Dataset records
------

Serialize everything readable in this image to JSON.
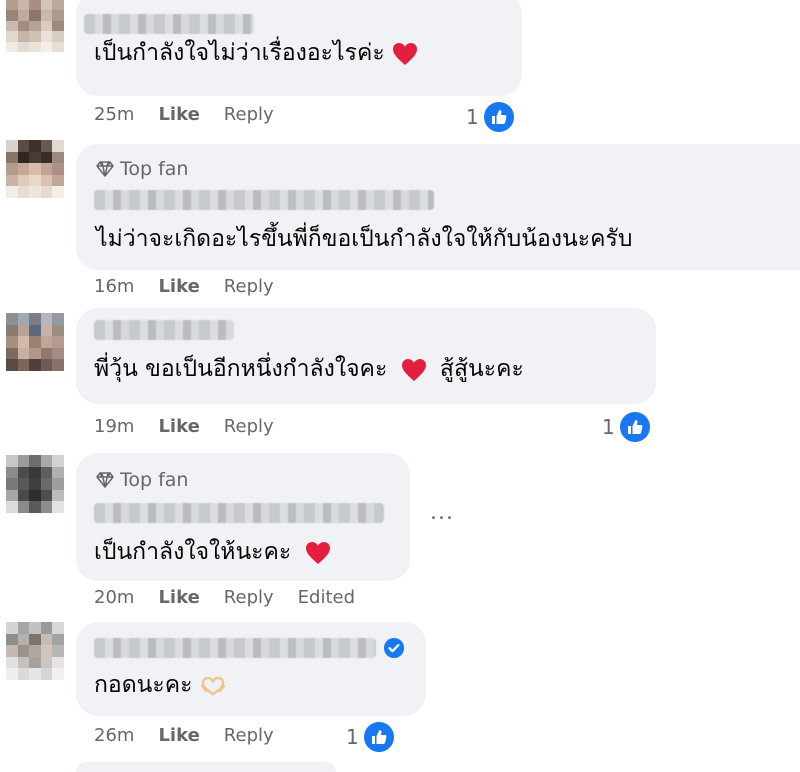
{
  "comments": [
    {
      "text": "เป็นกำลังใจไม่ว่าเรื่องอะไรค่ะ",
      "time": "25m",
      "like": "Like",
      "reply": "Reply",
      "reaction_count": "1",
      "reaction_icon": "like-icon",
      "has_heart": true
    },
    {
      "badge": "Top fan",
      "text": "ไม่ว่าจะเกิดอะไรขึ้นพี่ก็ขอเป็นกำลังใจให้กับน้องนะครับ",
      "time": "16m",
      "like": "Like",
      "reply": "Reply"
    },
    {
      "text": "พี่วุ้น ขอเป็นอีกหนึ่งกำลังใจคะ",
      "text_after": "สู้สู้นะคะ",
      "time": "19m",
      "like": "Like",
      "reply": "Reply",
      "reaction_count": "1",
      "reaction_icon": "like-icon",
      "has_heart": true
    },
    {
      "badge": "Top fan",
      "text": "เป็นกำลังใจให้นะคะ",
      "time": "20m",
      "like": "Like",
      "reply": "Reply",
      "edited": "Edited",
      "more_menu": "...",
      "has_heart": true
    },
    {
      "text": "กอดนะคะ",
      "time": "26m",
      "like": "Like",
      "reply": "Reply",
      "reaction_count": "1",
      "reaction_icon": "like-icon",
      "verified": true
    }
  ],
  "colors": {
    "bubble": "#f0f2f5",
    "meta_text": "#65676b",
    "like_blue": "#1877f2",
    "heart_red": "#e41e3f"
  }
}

------

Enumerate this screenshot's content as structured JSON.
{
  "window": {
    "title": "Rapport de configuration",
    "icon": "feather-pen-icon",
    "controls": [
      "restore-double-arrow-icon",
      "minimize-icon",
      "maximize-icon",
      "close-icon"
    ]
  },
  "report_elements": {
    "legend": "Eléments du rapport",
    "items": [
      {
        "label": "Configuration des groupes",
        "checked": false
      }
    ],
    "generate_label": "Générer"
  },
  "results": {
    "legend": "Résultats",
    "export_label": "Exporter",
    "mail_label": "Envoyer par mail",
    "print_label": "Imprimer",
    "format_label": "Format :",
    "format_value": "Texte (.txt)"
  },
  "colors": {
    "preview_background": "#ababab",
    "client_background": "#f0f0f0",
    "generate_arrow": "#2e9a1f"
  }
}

------

Each line that has the word "this" counts once. How many such lines are in the data? Give the number alone.

2